• [The task] With the pictures omitted, write out the entries that follow exactly as they stand.

___ Records provided

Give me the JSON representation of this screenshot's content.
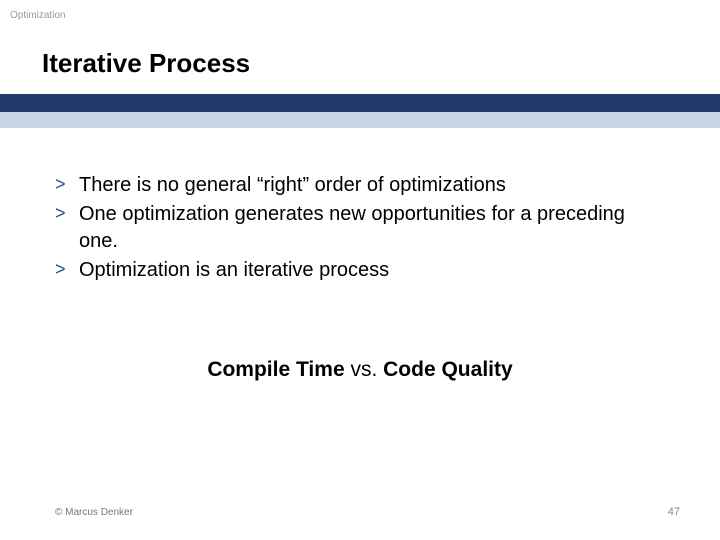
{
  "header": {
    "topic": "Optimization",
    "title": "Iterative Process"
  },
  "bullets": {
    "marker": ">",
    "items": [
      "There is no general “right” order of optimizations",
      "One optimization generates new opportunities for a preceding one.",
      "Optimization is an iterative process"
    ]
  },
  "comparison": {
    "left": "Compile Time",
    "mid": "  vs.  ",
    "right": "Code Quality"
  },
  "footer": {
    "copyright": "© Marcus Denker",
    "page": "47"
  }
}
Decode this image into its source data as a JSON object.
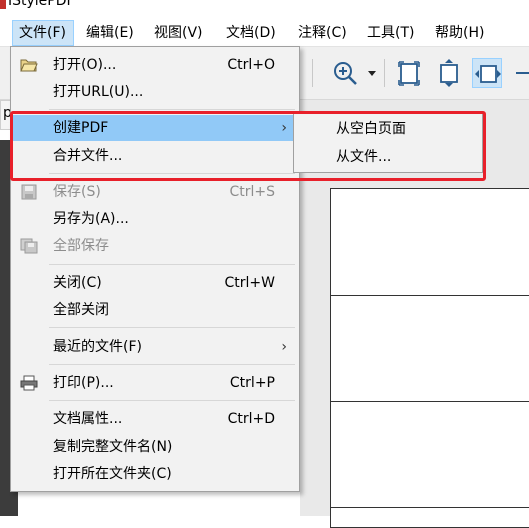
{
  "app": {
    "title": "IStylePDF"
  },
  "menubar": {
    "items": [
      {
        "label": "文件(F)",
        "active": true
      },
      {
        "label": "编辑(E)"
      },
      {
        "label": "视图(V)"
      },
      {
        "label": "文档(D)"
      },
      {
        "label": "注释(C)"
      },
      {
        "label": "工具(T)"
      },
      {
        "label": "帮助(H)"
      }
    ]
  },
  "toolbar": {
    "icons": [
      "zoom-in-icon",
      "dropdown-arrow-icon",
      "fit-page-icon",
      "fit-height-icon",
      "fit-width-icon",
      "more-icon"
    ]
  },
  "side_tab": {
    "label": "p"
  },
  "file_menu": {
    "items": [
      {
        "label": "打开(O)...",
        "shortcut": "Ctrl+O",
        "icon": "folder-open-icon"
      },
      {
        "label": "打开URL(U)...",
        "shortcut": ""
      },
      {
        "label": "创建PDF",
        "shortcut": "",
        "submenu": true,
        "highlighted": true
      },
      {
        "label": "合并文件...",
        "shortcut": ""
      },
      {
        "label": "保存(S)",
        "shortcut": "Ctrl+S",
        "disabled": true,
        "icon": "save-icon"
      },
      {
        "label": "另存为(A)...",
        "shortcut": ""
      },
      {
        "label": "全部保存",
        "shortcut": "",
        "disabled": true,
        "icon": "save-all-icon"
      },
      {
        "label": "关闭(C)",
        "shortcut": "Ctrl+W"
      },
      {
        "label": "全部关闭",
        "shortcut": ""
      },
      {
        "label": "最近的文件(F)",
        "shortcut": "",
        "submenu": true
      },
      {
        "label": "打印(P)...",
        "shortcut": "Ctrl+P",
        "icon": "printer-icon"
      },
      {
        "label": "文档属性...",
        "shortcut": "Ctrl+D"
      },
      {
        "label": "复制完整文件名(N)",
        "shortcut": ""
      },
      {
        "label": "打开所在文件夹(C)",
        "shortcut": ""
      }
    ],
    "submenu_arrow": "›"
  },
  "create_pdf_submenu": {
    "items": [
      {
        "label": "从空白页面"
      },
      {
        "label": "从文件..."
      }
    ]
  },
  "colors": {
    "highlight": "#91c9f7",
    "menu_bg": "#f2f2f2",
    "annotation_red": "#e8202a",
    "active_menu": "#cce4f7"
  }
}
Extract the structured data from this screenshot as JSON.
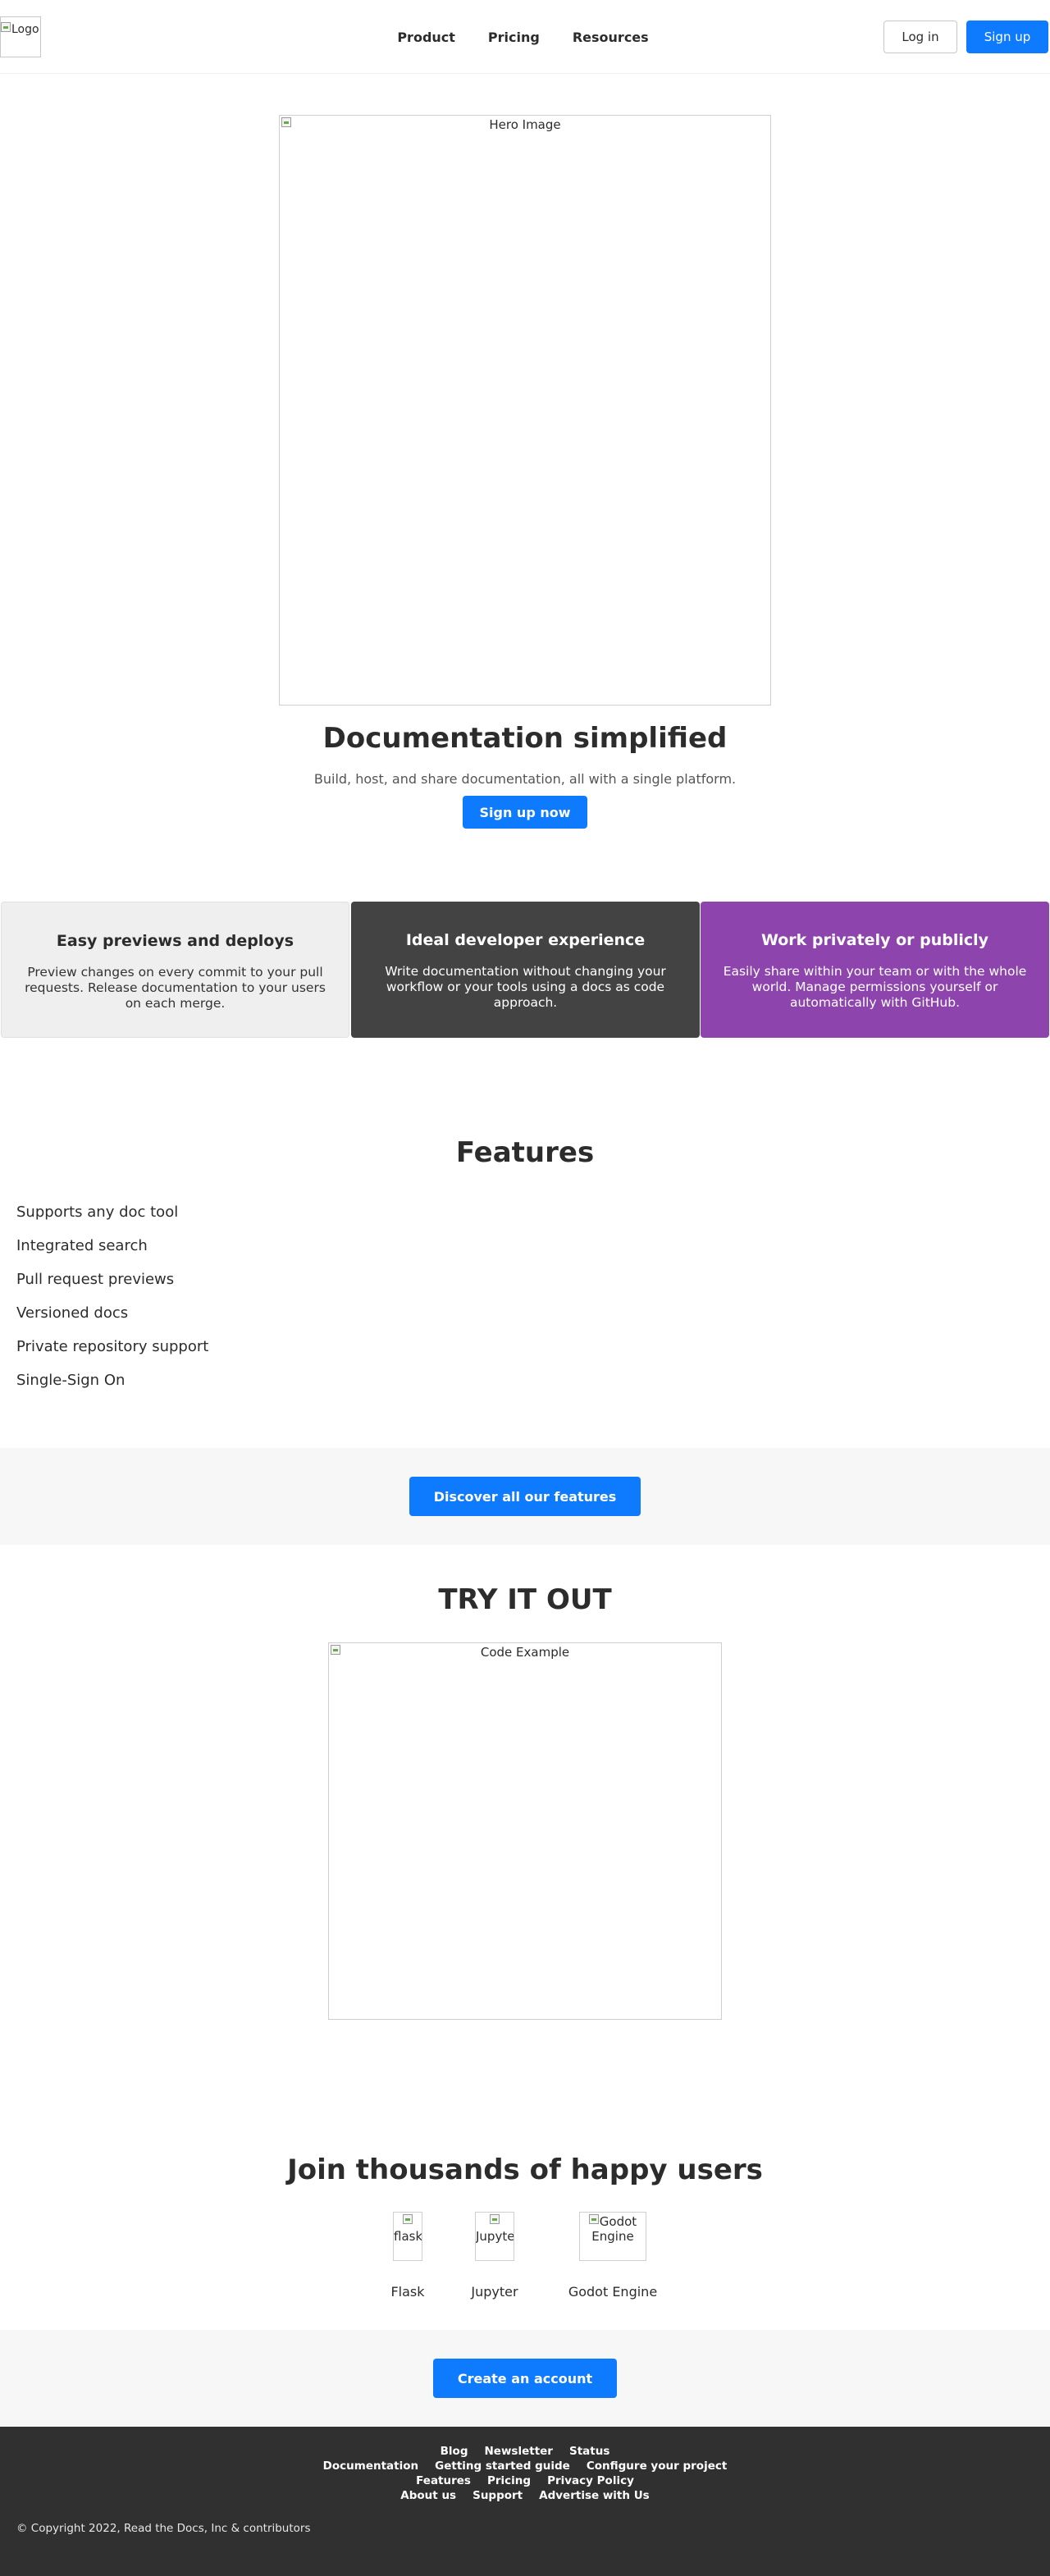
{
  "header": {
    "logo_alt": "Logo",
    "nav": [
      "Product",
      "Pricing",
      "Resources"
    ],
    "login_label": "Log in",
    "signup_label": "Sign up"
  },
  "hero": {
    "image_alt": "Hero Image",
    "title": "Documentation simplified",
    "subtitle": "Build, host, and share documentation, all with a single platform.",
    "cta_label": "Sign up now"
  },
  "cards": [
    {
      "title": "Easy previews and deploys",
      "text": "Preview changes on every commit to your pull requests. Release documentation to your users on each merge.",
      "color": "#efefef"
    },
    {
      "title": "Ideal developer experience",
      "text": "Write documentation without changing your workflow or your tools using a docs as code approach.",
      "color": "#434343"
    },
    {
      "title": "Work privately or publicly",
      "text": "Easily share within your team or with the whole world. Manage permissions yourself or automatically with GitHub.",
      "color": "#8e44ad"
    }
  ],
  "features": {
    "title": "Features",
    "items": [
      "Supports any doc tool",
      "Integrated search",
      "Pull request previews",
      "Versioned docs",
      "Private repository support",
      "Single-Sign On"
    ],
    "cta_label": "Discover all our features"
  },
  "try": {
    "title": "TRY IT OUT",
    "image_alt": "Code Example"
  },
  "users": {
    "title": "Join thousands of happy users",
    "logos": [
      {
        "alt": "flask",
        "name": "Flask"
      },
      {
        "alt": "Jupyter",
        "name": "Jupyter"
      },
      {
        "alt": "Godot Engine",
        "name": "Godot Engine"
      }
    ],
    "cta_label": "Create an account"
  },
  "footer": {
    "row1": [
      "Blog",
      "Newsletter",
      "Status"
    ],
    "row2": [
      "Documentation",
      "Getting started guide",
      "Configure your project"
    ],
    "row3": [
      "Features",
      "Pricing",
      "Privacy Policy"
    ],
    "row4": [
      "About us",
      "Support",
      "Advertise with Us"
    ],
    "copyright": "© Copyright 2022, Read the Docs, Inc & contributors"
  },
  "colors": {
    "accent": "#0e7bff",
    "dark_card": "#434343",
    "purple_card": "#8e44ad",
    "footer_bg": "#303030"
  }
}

______

• [Answer below]
Give me the JSON representation of this screenshot's content.
{
  "header": {
    "topic": "Optimization",
    "title": "Iterative Process"
  },
  "bullets": {
    "marker": ">",
    "items": [
      "There is no general “right” order of optimizations",
      "One optimization generates new opportunities for a preceding one.",
      "Optimization is an iterative process"
    ]
  },
  "comparison": {
    "left": "Compile Time",
    "mid": "  vs.  ",
    "right": "Code Quality"
  },
  "footer": {
    "copyright": "© Marcus Denker",
    "page": "47"
  }
}
Decode this image into its source data as a JSON object.
{
  "app": {
    "title": "IStylePDF"
  },
  "menubar": {
    "items": [
      {
        "label": "文件(F)",
        "active": true
      },
      {
        "label": "编辑(E)"
      },
      {
        "label": "视图(V)"
      },
      {
        "label": "文档(D)"
      },
      {
        "label": "注释(C)"
      },
      {
        "label": "工具(T)"
      },
      {
        "label": "帮助(H)"
      }
    ]
  },
  "toolbar": {
    "icons": [
      "zoom-in-icon",
      "dropdown-arrow-icon",
      "fit-page-icon",
      "fit-height-icon",
      "fit-width-icon",
      "more-icon"
    ]
  },
  "side_tab": {
    "label": "p"
  },
  "file_menu": {
    "items": [
      {
        "label": "打开(O)...",
        "shortcut": "Ctrl+O",
        "icon": "folder-open-icon"
      },
      {
        "label": "打开URL(U)...",
        "shortcut": ""
      },
      {
        "label": "创建PDF",
        "shortcut": "",
        "submenu": true,
        "highlighted": true
      },
      {
        "label": "合并文件...",
        "shortcut": ""
      },
      {
        "label": "保存(S)",
        "shortcut": "Ctrl+S",
        "disabled": true,
        "icon": "save-icon"
      },
      {
        "label": "另存为(A)...",
        "shortcut": ""
      },
      {
        "label": "全部保存",
        "shortcut": "",
        "disabled": true,
        "icon": "save-all-icon"
      },
      {
        "label": "关闭(C)",
        "shortcut": "Ctrl+W"
      },
      {
        "label": "全部关闭",
        "shortcut": ""
      },
      {
        "label": "最近的文件(F)",
        "shortcut": "",
        "submenu": true
      },
      {
        "label": "打印(P)...",
        "shortcut": "Ctrl+P",
        "icon": "printer-icon"
      },
      {
        "label": "文档属性...",
        "shortcut": "Ctrl+D"
      },
      {
        "label": "复制完整文件名(N)",
        "shortcut": ""
      },
      {
        "label": "打开所在文件夹(C)",
        "shortcut": ""
      }
    ],
    "submenu_arrow": "›"
  },
  "create_pdf_submenu": {
    "items": [
      {
        "label": "从空白页面"
      },
      {
        "label": "从文件..."
      }
    ]
  },
  "colors": {
    "highlight": "#91c9f7",
    "menu_bg": "#f2f2f2",
    "annotation_red": "#e8202a",
    "active_menu": "#cce4f7"
  }
}
Extract the structured data from this screenshot as JSON.
{
  "header": {
    "logo_alt": "Logo",
    "nav": [
      "Product",
      "Pricing",
      "Resources"
    ],
    "login_label": "Log in",
    "signup_label": "Sign up"
  },
  "hero": {
    "image_alt": "Hero Image",
    "title": "Documentation simplified",
    "subtitle": "Build, host, and share documentation, all with a single platform.",
    "cta_label": "Sign up now"
  },
  "cards": [
    {
      "title": "Easy previews and deploys",
      "text": "Preview changes on every commit to your pull requests. Release documentation to your users on each merge.",
      "color": "#efefef"
    },
    {
      "title": "Ideal developer experience",
      "text": "Write documentation without changing your workflow or your tools using a docs as code approach.",
      "color": "#434343"
    },
    {
      "title": "Work privately or publicly",
      "text": "Easily share within your team or with the whole world. Manage permissions yourself or automatically with GitHub.",
      "color": "#8e44ad"
    }
  ],
  "features": {
    "title": "Features",
    "items": [
      "Supports any doc tool",
      "Integrated search",
      "Pull request previews",
      "Versioned docs",
      "Private repository support",
      "Single-Sign On"
    ],
    "cta_label": "Discover all our features"
  },
  "try": {
    "title": "TRY IT OUT",
    "image_alt": "Code Example"
  },
  "users": {
    "title": "Join thousands of happy users",
    "logos": [
      {
        "alt": "flask",
        "name": "Flask"
      },
      {
        "alt": "Jupyter",
        "name": "Jupyter"
      },
      {
        "alt": "Godot Engine",
        "name": "Godot Engine"
      }
    ],
    "cta_label": "Create an account"
  },
  "footer": {
    "row1": [
      "Blog",
      "Newsletter",
      "Status"
    ],
    "row2": [
      "Documentation",
      "Getting started guide",
      "Configure your project"
    ],
    "row3": [
      "Features",
      "Pricing",
      "Privacy Policy"
    ],
    "row4": [
      "About us",
      "Support",
      "Advertise with Us"
    ],
    "copyright": "© Copyright 2022, Read the Docs, Inc & contributors"
  },
  "colors": {
    "accent": "#0e7bff",
    "dark_card": "#434343",
    "purple_card": "#8e44ad",
    "footer_bg": "#303030"
  }
}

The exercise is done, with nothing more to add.